> [YOUR GOAL]: Give the data below again exactly as it stands. Omit the pictures.

Stored dataset items:
====
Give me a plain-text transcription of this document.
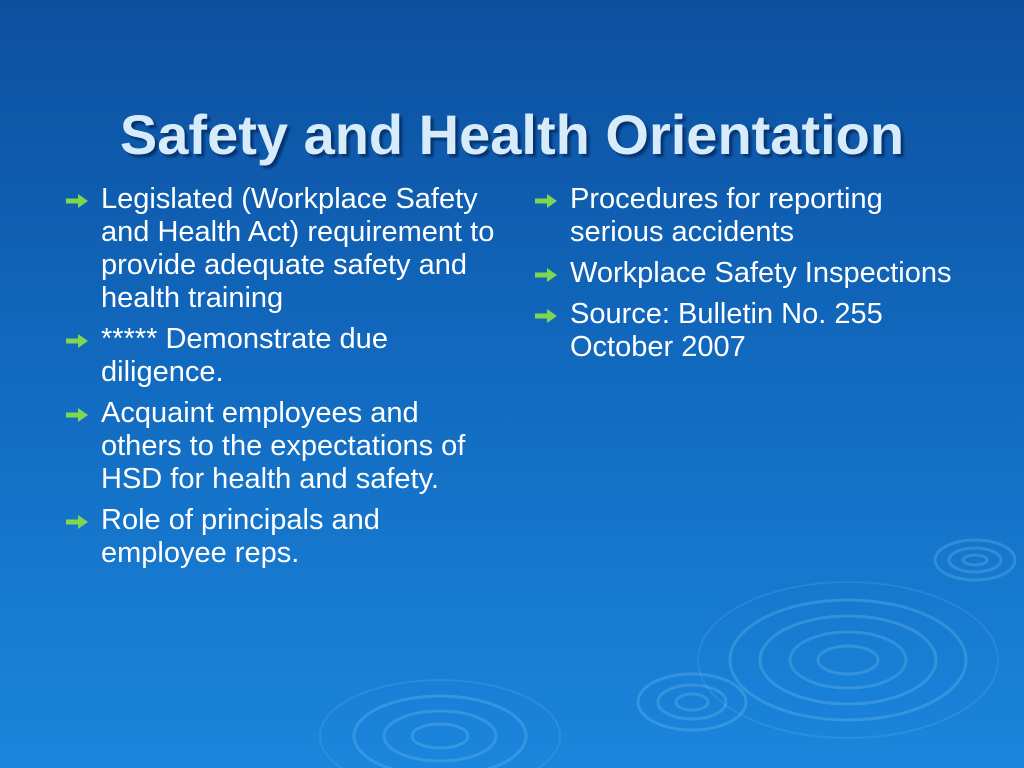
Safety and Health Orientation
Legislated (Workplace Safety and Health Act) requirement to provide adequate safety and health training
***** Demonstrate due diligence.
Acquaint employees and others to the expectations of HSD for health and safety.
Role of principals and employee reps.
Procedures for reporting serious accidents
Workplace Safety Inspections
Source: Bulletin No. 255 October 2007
====
> [EXERCISE ANSWER]:
Give me a plain-text transcription of this document.
Safety and Health Orientation
Legislated (Workplace Safety and Health Act) requirement to provide adequate safety and health training
***** Demonstrate due diligence.
Acquaint employees and others to the expectations of HSD for health and safety.
Role of principals and employee reps.
Procedures for reporting serious accidents
Workplace Safety Inspections
Source: Bulletin No. 255 October 2007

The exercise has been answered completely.